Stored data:

★ ★ ★ ★ ★

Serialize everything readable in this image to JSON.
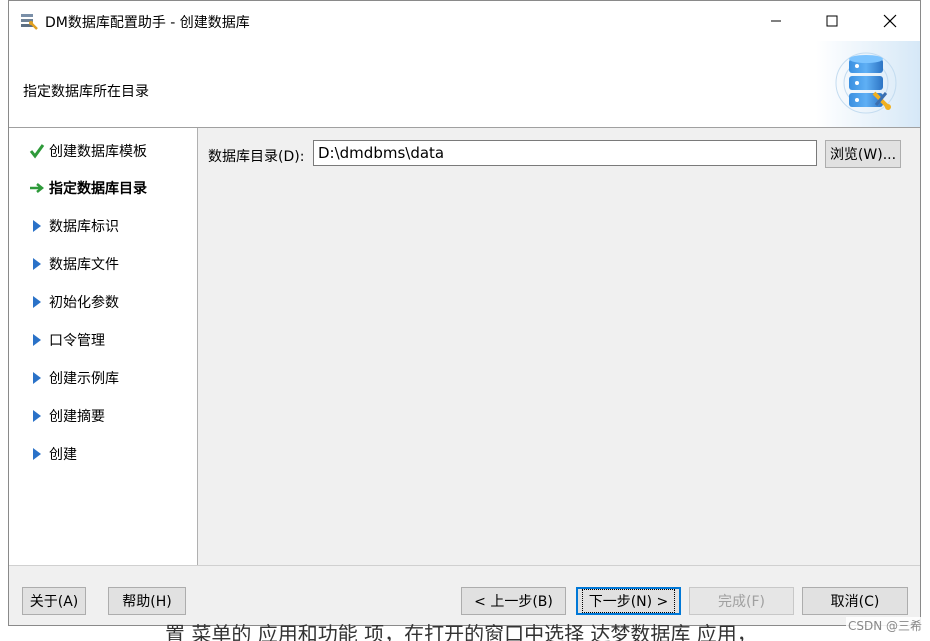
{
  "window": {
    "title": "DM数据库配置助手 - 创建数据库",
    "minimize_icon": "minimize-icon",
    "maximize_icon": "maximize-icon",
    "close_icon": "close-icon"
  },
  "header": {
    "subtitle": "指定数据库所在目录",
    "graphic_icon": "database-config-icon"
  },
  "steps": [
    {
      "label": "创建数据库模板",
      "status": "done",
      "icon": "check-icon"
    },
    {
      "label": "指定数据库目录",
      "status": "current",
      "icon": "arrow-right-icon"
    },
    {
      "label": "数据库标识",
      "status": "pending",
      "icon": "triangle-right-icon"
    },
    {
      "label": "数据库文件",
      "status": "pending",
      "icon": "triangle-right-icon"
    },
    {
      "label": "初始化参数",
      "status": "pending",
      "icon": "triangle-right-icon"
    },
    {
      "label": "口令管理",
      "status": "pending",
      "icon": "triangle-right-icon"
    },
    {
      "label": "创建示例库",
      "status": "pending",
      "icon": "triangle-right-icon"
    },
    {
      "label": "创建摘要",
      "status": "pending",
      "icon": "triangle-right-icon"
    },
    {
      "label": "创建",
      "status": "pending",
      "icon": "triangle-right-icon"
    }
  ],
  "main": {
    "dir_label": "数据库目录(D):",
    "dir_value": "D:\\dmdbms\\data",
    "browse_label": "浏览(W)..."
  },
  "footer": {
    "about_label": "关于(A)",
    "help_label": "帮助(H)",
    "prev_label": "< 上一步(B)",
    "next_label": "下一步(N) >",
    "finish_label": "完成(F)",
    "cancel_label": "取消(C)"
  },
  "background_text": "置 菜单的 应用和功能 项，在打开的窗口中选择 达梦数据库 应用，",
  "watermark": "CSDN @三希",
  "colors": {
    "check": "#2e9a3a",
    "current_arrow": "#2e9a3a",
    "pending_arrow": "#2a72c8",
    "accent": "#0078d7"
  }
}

★ ★ ★ ★ ★

> _Direction_
Omit every image. Quote each record exactly.

> _Worked answer_
Serialize everything readable in this image to JSON.
{
  "window": {
    "title": "DM数据库配置助手 - 创建数据库",
    "minimize_icon": "minimize-icon",
    "maximize_icon": "maximize-icon",
    "close_icon": "close-icon"
  },
  "header": {
    "subtitle": "指定数据库所在目录",
    "graphic_icon": "database-config-icon"
  },
  "steps": [
    {
      "label": "创建数据库模板",
      "status": "done",
      "icon": "check-icon"
    },
    {
      "label": "指定数据库目录",
      "status": "current",
      "icon": "arrow-right-icon"
    },
    {
      "label": "数据库标识",
      "status": "pending",
      "icon": "triangle-right-icon"
    },
    {
      "label": "数据库文件",
      "status": "pending",
      "icon": "triangle-right-icon"
    },
    {
      "label": "初始化参数",
      "status": "pending",
      "icon": "triangle-right-icon"
    },
    {
      "label": "口令管理",
      "status": "pending",
      "icon": "triangle-right-icon"
    },
    {
      "label": "创建示例库",
      "status": "pending",
      "icon": "triangle-right-icon"
    },
    {
      "label": "创建摘要",
      "status": "pending",
      "icon": "triangle-right-icon"
    },
    {
      "label": "创建",
      "status": "pending",
      "icon": "triangle-right-icon"
    }
  ],
  "main": {
    "dir_label": "数据库目录(D):",
    "dir_value": "D:\\dmdbms\\data",
    "browse_label": "浏览(W)..."
  },
  "footer": {
    "about_label": "关于(A)",
    "help_label": "帮助(H)",
    "prev_label": "< 上一步(B)",
    "next_label": "下一步(N) >",
    "finish_label": "完成(F)",
    "cancel_label": "取消(C)"
  },
  "background_text": "置 菜单的 应用和功能 项，在打开的窗口中选择 达梦数据库 应用，",
  "watermark": "CSDN @三希",
  "colors": {
    "check": "#2e9a3a",
    "current_arrow": "#2e9a3a",
    "pending_arrow": "#2a72c8",
    "accent": "#0078d7"
  }
}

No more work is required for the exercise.